DATA PROVIDED>
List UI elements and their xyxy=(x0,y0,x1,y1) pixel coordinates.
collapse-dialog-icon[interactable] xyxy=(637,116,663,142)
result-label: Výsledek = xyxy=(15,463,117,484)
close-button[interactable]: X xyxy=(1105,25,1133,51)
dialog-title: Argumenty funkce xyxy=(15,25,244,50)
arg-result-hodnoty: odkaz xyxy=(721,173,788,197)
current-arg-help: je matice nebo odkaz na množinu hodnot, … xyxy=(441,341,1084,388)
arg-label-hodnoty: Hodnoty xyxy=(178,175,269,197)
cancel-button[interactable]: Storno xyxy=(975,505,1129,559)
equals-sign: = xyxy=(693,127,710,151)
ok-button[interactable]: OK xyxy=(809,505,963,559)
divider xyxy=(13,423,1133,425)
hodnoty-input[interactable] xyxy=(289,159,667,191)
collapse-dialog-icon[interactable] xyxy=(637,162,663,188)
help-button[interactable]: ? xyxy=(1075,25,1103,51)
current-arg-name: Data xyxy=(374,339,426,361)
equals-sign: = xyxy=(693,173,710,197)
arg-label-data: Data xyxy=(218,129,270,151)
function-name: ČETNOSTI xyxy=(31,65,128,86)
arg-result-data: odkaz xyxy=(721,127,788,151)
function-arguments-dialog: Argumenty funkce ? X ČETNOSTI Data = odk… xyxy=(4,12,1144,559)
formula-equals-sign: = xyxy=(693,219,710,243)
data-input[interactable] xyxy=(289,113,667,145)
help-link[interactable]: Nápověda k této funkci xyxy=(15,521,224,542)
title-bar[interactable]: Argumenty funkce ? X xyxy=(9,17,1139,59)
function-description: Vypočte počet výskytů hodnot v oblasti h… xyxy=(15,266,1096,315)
==
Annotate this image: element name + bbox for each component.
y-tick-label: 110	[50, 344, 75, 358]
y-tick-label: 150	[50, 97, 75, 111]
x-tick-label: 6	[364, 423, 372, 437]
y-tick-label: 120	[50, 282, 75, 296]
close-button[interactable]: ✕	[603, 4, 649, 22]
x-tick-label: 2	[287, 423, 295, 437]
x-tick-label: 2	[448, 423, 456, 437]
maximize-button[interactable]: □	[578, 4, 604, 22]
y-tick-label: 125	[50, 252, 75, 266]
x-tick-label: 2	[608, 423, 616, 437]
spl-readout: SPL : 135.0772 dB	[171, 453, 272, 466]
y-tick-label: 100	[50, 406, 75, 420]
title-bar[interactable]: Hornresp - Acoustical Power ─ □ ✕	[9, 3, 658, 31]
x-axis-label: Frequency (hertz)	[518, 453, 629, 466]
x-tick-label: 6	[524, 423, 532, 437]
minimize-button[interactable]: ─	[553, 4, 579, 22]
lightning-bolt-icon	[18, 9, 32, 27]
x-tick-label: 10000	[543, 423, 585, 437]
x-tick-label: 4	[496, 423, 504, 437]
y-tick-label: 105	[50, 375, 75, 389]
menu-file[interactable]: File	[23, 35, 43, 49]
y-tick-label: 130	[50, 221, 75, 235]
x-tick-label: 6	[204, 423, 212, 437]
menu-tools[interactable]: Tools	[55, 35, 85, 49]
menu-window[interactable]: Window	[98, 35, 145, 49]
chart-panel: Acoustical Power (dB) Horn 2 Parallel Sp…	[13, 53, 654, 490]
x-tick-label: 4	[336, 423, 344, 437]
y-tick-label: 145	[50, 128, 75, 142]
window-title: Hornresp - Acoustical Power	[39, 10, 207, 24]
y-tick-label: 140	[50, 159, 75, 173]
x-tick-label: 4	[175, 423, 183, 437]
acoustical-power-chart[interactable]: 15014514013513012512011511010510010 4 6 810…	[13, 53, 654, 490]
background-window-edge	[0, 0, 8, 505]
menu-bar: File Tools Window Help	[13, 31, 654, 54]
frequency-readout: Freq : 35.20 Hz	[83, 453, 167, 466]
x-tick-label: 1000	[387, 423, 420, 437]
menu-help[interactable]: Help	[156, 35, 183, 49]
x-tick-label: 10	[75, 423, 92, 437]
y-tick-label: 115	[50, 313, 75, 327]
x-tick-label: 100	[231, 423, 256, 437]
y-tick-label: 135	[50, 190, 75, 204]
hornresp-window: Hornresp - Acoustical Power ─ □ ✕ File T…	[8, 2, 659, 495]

WHAT IS NEEDED> Report every line of the data above that contains the string "sign", copying each line in full. Treat uppercase and lowercase as different.

ANSWER TO THIS PROBLEM>
equals-sign: = xyxy=(693,127,710,151)
equals-sign: = xyxy=(693,173,710,197)
formula-equals-sign: = xyxy=(693,219,710,243)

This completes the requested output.